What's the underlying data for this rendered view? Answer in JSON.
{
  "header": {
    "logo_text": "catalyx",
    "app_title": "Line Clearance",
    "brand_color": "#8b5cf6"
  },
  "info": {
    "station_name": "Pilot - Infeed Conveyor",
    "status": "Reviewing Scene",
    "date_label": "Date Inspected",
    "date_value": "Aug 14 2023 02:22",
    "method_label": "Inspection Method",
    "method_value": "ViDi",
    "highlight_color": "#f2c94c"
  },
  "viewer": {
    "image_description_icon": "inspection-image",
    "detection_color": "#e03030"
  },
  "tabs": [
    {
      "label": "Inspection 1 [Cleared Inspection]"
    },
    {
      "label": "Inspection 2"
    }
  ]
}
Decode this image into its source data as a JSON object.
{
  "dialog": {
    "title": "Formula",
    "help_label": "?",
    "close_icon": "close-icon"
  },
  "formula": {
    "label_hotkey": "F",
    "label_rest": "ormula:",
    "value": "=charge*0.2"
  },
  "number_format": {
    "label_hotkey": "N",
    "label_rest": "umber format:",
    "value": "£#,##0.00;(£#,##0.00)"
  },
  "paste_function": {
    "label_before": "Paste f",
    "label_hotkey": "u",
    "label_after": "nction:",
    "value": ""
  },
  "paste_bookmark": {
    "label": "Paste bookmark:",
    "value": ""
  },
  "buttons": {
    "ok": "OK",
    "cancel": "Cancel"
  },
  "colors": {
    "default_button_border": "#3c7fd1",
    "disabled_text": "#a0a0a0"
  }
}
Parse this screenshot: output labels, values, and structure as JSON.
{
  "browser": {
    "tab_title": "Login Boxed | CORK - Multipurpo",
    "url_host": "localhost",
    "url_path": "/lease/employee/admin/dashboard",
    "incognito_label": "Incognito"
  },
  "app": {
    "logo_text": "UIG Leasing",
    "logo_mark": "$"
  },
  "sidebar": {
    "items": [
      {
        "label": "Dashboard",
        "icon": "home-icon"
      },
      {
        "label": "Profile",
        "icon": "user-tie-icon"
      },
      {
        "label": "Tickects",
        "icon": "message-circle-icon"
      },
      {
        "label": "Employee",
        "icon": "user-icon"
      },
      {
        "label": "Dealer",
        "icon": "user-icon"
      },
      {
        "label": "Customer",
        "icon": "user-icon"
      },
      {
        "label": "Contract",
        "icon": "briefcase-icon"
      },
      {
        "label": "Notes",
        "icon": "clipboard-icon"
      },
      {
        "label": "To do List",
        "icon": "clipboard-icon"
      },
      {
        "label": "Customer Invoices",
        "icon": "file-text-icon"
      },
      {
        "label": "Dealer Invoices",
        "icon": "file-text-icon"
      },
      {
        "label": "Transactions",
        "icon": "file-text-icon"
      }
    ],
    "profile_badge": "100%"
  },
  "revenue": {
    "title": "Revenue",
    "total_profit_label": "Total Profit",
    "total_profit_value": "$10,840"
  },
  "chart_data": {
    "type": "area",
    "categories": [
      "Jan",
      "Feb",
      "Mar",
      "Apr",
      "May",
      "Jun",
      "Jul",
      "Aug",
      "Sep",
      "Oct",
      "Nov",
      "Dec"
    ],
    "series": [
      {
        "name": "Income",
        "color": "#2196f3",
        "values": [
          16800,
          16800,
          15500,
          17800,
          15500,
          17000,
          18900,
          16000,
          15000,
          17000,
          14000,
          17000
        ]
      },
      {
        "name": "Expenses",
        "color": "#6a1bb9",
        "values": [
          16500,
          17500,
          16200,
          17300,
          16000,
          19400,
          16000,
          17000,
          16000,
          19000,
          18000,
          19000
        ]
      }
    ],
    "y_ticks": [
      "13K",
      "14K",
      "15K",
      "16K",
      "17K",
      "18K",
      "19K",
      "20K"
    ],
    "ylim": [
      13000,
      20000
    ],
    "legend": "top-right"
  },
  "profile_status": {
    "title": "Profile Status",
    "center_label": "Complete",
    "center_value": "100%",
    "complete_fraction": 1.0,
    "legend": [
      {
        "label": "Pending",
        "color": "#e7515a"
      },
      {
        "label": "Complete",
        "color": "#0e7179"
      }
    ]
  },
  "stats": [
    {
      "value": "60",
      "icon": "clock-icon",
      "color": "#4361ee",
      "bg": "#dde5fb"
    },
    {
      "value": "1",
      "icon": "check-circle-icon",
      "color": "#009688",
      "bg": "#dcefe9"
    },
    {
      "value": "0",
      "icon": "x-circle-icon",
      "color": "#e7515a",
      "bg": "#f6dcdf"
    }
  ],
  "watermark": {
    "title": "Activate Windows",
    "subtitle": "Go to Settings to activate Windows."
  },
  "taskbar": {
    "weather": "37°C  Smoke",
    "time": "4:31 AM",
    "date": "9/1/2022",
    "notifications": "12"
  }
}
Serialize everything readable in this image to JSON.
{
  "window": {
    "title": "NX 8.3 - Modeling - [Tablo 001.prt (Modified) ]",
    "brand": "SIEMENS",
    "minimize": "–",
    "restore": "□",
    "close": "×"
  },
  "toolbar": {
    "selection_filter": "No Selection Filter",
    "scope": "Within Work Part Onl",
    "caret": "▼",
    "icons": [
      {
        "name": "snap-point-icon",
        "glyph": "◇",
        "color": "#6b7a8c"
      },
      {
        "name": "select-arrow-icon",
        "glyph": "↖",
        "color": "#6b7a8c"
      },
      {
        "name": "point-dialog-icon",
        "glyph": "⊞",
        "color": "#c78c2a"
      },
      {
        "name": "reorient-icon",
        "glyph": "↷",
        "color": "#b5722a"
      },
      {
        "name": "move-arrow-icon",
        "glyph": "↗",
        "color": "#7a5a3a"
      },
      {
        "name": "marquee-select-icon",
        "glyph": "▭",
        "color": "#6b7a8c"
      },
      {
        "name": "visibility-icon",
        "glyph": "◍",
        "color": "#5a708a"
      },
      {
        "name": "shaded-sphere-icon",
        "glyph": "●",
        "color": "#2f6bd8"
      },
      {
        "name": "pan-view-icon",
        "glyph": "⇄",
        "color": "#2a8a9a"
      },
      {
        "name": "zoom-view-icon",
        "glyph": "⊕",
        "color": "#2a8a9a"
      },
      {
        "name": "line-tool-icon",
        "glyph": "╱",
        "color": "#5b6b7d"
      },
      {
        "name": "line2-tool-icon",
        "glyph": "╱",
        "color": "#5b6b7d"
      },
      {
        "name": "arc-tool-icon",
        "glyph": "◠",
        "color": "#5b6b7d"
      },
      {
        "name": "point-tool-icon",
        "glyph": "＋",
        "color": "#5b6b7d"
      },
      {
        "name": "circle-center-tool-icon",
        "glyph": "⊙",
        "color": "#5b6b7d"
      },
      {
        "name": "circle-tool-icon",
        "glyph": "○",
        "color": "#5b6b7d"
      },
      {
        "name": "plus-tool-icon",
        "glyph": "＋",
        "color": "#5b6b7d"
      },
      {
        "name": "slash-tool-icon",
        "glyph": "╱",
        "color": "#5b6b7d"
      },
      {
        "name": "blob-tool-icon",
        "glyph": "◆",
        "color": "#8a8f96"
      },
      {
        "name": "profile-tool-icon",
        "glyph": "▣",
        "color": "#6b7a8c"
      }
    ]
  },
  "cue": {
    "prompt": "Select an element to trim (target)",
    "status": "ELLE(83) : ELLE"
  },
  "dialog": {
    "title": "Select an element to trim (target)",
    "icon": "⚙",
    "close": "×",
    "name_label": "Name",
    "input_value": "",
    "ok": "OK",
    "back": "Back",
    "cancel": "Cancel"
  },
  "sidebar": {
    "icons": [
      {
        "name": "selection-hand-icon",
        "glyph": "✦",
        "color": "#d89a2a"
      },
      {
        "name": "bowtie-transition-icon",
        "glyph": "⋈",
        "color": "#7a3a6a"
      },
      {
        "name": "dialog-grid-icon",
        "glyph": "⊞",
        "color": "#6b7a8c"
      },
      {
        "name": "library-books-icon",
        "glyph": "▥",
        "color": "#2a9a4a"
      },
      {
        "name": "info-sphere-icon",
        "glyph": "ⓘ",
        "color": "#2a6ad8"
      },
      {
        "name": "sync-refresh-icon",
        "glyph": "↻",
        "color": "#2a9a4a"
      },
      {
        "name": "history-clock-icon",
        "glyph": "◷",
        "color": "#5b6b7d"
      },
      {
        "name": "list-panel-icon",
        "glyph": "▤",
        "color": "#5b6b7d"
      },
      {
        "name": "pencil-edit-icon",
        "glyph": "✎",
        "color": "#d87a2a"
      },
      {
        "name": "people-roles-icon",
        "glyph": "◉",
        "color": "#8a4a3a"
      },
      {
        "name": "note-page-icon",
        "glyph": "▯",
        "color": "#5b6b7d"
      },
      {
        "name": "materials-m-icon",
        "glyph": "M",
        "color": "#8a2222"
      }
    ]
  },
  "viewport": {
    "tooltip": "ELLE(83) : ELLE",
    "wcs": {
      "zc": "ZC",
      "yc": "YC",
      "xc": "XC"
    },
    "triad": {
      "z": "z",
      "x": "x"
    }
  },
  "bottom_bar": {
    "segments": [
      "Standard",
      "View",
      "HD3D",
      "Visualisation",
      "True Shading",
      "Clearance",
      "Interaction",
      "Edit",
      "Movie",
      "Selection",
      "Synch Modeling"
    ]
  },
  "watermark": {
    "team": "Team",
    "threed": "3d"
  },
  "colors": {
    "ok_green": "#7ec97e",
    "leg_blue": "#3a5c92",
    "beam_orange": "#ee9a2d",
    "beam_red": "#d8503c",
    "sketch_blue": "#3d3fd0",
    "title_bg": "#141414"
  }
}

--------

Check each line of the entries above, and show every one holding the word "image".

§ **Full solution**
    "image_description_icon": "inspection-image",
Decode this image into its source data as a JSON object.
Serialize everything readable in this image to JSON.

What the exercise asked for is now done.